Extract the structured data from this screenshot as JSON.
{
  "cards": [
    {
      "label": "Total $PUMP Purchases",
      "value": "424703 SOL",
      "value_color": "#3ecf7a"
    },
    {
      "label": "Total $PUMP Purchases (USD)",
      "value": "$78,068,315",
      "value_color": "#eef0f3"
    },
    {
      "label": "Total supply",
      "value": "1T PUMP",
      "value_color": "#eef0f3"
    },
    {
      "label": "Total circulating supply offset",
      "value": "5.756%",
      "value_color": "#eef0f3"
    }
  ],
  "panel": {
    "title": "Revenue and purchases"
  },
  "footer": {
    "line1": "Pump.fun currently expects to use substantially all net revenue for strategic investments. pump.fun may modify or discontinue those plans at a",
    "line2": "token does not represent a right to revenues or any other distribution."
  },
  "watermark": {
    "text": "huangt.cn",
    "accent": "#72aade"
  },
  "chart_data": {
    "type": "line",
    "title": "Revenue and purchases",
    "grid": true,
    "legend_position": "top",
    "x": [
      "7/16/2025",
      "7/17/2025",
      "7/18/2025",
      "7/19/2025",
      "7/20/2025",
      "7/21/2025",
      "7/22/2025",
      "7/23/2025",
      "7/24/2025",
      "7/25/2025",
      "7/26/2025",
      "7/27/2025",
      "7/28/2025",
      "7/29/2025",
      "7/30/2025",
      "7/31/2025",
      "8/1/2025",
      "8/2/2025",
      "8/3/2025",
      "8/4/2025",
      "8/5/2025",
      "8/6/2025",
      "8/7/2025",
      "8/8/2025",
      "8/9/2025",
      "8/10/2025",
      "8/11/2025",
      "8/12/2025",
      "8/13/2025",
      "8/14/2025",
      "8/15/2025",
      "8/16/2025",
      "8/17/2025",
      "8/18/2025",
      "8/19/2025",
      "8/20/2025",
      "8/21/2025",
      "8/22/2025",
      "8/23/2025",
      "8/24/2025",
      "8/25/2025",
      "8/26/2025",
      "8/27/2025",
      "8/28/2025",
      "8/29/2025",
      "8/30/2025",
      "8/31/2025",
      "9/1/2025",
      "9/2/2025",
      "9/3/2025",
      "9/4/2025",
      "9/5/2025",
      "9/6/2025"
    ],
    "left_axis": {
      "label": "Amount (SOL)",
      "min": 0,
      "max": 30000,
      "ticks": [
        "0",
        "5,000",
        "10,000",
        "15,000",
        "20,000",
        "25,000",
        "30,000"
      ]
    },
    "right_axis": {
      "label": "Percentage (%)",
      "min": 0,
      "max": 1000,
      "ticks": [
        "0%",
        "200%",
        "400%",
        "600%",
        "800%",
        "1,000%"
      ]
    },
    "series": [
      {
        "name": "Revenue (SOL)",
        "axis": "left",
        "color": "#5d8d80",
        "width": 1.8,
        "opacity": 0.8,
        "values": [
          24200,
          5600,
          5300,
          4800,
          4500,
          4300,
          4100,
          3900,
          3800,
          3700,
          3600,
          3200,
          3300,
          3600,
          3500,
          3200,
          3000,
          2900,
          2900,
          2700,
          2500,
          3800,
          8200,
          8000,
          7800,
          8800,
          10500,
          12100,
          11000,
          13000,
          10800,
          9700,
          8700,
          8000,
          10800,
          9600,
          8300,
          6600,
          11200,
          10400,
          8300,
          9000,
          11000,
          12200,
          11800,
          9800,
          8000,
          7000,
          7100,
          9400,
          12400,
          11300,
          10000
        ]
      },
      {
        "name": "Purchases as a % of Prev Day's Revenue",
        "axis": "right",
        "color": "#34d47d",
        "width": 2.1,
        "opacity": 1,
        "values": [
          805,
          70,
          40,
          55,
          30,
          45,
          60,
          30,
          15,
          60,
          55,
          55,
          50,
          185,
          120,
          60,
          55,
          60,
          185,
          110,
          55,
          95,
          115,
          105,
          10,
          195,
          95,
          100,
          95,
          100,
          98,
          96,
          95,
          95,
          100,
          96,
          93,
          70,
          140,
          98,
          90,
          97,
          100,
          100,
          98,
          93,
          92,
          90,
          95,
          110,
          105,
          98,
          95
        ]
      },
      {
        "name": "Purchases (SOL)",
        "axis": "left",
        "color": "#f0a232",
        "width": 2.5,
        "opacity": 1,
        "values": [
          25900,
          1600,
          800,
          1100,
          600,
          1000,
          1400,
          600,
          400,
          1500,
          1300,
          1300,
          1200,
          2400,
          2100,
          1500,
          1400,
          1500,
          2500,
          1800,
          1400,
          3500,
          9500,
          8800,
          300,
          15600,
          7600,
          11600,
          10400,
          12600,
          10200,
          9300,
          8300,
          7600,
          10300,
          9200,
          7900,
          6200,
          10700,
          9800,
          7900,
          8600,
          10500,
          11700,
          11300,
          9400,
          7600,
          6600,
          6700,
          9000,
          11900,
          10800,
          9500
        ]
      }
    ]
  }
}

━━━━━━━━

--- STATED TASK ---
In the records above, find each line holding "Total" and copy it.

--- FULL RESPONSE ---
      "label": "Total $PUMP Purchases",
      "label": "Total $PUMP Purchases (USD)",
      "label": "Total supply",
      "label": "Total circulating supply offset",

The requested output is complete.